GIVEN INSTRUCTION:
Give back each entry unchanged, minus pictures.

=-=-=-=-=

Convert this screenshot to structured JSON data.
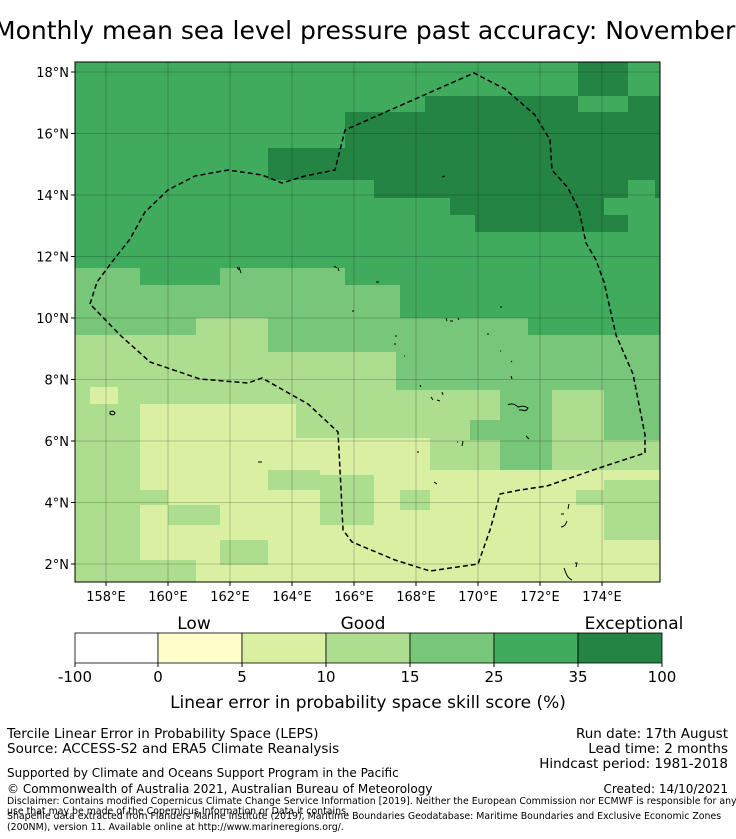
{
  "title": "Monthly mean sea level pressure past accuracy: November - February",
  "map": {
    "lat_ticks": [
      "2°N",
      "4°N",
      "6°N",
      "8°N",
      "10°N",
      "12°N",
      "14°N",
      "16°N",
      "18°N"
    ],
    "lon_ticks": [
      "158°E",
      "160°E",
      "162°E",
      "164°E",
      "166°E",
      "168°E",
      "170°E",
      "172°E",
      "174°E"
    ],
    "colors": {
      "c0": "#ffffff",
      "c1": "#ffffcc",
      "c2": "#d9f0a3",
      "c3": "#addd8e",
      "c4": "#78c679",
      "c5": "#41ab5d",
      "c6": "#238443"
    }
  },
  "colorbar": {
    "categories": [
      "Low",
      "Good",
      "Exceptional"
    ],
    "ticks": [
      "-100",
      "0",
      "5",
      "10",
      "15",
      "25",
      "35",
      "100"
    ],
    "label": "Linear error in probability space skill score (%)"
  },
  "footer": {
    "method": "Tercile Linear Error in Probability Space (LEPS)",
    "source": "Source: ACCESS-S2 and ERA5 Climate Reanalysis",
    "run_date": "Run date: 17th August",
    "lead_time": "Lead time: 2 months",
    "hindcast": "Hindcast period: 1981-2018",
    "support": "Supported by Climate and Oceans Support Program in the Pacific",
    "copyright": "© Commonwealth of Australia 2021, Australian Bureau of Meteorology",
    "created": "Created: 14/10/2021",
    "disclaimer_1": "Disclaimer: Contains modified Copernicus Climate Change Service Information [2019]. Neither the European Commission nor ECMWF is responsible for any",
    "disclaimer_2": "use that may be made of the Copernicus Information or Data it contains.",
    "shapefile_1": "Shapefile data extracted from Flanders Marine Institute (2019), Maritime Boundaries Geodatabase: Maritime Boundaries and Exclusive Economic Zones",
    "shapefile_2": "(200NM), version 11. Available online at http://www.marineregions.org/."
  }
}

=-=-=-=-=

EXERCISE RESULT:
Convert this screenshot to structured JSON data.
{
  "title": "Monthly mean sea level pressure past accuracy: November - February",
  "map": {
    "lat_ticks": [
      "2°N",
      "4°N",
      "6°N",
      "8°N",
      "10°N",
      "12°N",
      "14°N",
      "16°N",
      "18°N"
    ],
    "lon_ticks": [
      "158°E",
      "160°E",
      "162°E",
      "164°E",
      "166°E",
      "168°E",
      "170°E",
      "172°E",
      "174°E"
    ],
    "colors": {
      "c0": "#ffffff",
      "c1": "#ffffcc",
      "c2": "#d9f0a3",
      "c3": "#addd8e",
      "c4": "#78c679",
      "c5": "#41ab5d",
      "c6": "#238443"
    }
  },
  "colorbar": {
    "categories": [
      "Low",
      "Good",
      "Exceptional"
    ],
    "ticks": [
      "-100",
      "0",
      "5",
      "10",
      "15",
      "25",
      "35",
      "100"
    ],
    "label": "Linear error in probability space skill score (%)"
  },
  "footer": {
    "method": "Tercile Linear Error in Probability Space (LEPS)",
    "source": "Source: ACCESS-S2 and ERA5 Climate Reanalysis",
    "run_date": "Run date: 17th August",
    "lead_time": "Lead time: 2 months",
    "hindcast": "Hindcast period: 1981-2018",
    "support": "Supported by Climate and Oceans Support Program in the Pacific",
    "copyright": "© Commonwealth of Australia 2021, Australian Bureau of Meteorology",
    "created": "Created: 14/10/2021",
    "disclaimer_1": "Disclaimer: Contains modified Copernicus Climate Change Service Information [2019]. Neither the European Commission nor ECMWF is responsible for any",
    "disclaimer_2": "use that may be made of the Copernicus Information or Data it contains.",
    "shapefile_1": "Shapefile data extracted from Flanders Marine Institute (2019), Maritime Boundaries Geodatabase: Maritime Boundaries and Exclusive Economic Zones",
    "shapefile_2": "(200NM), version 11. Available online at http://www.marineregions.org/."
  }
}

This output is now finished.